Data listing
= = =
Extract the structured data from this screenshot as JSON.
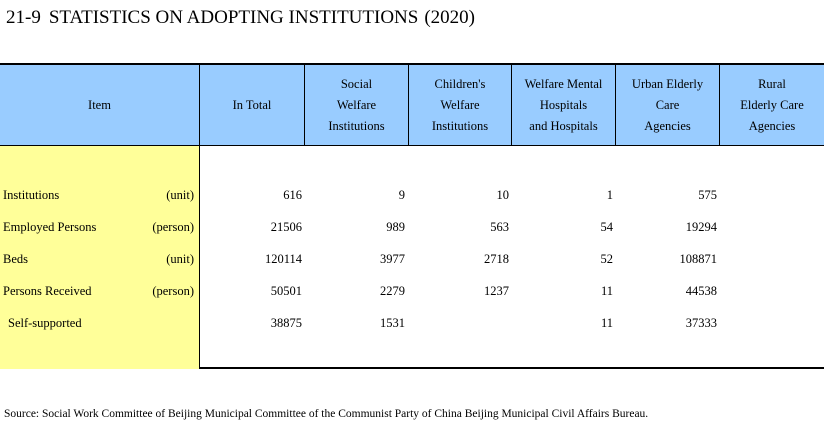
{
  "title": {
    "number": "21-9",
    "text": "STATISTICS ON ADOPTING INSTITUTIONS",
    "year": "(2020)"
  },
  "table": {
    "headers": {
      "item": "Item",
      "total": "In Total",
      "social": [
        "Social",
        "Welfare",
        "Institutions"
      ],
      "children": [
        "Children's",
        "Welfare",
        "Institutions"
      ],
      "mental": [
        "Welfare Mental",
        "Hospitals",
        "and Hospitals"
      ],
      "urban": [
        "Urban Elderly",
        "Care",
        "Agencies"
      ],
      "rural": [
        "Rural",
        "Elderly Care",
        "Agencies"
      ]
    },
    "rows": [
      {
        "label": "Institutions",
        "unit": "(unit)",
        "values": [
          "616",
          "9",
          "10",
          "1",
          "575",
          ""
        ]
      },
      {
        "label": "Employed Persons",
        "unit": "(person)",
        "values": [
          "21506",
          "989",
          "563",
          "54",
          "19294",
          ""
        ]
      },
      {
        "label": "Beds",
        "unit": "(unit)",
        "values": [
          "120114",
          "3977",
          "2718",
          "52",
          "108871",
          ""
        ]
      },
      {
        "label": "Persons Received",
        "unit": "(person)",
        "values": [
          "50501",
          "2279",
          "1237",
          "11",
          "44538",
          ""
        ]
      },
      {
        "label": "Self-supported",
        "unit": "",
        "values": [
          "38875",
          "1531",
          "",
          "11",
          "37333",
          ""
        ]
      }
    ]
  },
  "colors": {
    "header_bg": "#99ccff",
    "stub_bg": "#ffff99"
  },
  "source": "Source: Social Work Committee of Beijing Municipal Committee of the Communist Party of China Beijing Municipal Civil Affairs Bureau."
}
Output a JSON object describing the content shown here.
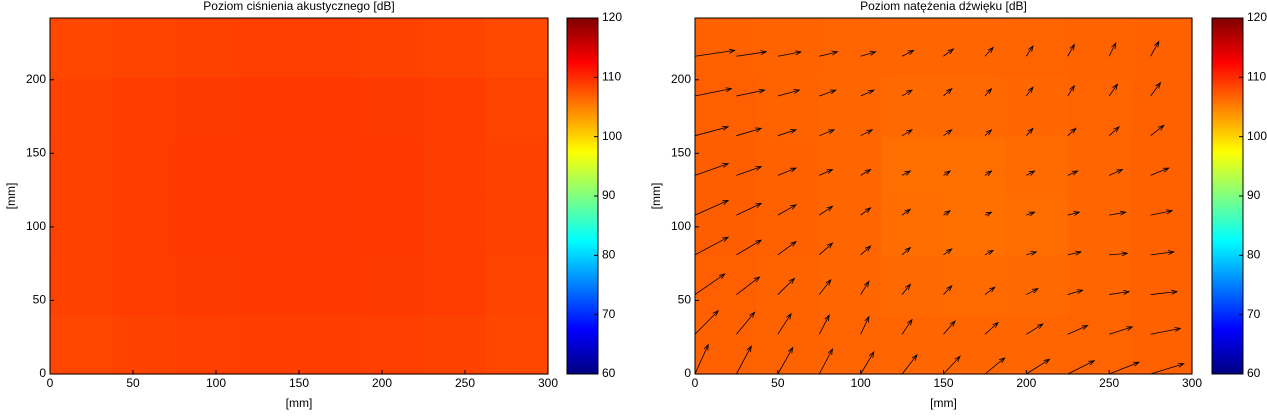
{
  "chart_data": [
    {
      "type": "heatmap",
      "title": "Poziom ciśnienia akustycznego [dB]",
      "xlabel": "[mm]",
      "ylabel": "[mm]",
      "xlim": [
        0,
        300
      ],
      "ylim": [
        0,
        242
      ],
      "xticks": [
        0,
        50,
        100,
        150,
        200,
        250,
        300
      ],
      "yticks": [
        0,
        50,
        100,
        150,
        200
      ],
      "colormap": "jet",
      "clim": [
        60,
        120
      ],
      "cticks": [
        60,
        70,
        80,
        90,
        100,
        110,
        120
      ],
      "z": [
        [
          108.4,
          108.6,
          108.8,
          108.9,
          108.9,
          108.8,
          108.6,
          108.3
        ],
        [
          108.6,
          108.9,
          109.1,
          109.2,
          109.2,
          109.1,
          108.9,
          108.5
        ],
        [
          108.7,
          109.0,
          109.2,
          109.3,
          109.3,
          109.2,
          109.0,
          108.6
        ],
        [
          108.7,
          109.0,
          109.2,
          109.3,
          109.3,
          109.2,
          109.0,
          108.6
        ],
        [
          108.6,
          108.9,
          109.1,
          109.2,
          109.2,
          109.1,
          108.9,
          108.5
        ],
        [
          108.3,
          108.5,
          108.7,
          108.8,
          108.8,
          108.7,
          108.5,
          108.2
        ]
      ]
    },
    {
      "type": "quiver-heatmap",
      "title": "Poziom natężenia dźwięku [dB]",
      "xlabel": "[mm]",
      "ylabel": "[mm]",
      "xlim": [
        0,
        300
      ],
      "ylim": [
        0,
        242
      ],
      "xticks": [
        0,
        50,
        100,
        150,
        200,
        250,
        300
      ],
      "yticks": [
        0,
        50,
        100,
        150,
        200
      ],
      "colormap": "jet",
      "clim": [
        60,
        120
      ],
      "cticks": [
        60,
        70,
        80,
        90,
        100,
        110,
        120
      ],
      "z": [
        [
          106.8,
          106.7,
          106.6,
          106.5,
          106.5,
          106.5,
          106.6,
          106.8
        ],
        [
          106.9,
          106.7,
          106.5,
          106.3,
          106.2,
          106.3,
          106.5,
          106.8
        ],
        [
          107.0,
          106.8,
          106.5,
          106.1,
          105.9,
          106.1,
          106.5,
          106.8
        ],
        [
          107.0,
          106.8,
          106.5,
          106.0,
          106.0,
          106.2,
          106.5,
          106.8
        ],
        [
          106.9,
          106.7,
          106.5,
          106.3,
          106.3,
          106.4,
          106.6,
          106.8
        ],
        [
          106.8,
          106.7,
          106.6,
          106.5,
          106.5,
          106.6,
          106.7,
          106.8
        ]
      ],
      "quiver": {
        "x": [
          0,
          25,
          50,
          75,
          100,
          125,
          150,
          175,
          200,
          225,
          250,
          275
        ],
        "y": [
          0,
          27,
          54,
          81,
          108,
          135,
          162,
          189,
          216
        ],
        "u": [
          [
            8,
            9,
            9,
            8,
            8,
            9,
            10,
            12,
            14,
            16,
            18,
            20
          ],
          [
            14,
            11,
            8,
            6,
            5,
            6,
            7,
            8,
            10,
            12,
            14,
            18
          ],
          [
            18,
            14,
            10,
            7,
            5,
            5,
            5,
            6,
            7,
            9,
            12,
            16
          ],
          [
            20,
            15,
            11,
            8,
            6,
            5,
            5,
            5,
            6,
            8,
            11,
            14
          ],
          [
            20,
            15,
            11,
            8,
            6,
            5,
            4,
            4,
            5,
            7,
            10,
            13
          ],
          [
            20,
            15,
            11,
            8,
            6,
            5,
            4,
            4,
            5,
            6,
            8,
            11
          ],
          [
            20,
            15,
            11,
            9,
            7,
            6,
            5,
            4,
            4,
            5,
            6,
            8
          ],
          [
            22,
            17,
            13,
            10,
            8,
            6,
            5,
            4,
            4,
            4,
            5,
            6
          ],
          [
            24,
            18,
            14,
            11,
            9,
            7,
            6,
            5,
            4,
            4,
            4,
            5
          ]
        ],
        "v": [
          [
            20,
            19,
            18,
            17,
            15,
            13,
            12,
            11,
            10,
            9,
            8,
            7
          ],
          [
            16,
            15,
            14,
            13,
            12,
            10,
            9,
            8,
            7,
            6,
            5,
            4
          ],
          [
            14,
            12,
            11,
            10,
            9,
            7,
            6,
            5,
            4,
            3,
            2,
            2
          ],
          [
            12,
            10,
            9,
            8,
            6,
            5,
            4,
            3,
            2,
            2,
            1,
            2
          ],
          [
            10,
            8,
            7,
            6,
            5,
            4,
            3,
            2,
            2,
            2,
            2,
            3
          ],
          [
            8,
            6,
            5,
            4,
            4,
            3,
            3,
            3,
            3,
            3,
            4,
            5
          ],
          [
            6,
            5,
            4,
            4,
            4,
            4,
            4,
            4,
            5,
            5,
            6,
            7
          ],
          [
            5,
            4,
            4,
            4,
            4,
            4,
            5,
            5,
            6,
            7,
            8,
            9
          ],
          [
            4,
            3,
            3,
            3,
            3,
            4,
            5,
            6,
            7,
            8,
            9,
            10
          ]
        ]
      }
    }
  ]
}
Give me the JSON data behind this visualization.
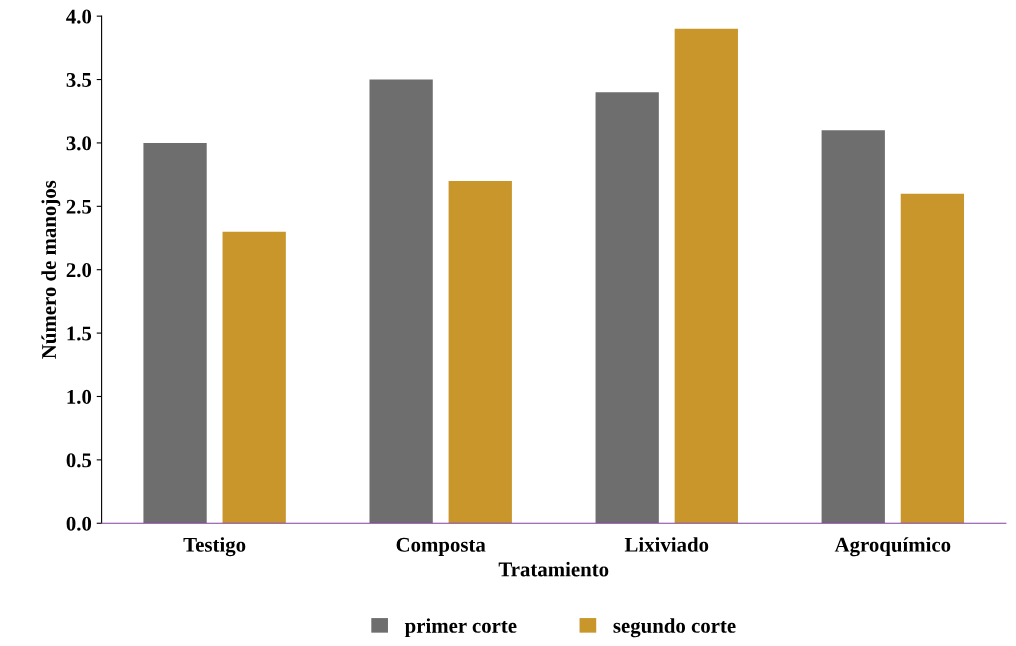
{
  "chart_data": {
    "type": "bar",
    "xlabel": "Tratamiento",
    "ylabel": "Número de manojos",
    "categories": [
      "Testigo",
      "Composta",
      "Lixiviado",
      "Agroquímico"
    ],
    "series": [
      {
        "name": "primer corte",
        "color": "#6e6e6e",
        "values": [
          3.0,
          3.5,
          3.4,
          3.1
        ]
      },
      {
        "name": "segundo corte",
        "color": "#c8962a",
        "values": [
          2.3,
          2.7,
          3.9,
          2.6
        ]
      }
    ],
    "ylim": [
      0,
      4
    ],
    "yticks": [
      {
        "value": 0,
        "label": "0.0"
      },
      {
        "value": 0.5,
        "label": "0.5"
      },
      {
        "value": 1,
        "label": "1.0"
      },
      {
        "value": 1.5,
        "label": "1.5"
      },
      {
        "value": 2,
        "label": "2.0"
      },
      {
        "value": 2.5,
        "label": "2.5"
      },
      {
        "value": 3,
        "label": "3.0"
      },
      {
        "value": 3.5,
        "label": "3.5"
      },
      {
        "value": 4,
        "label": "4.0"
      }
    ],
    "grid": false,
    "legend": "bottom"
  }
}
= = =
> [EXERCISE DETAILS] How many lines in the entries contain the string "title"? Answer with the number only.

> [FULL ANSWER] 3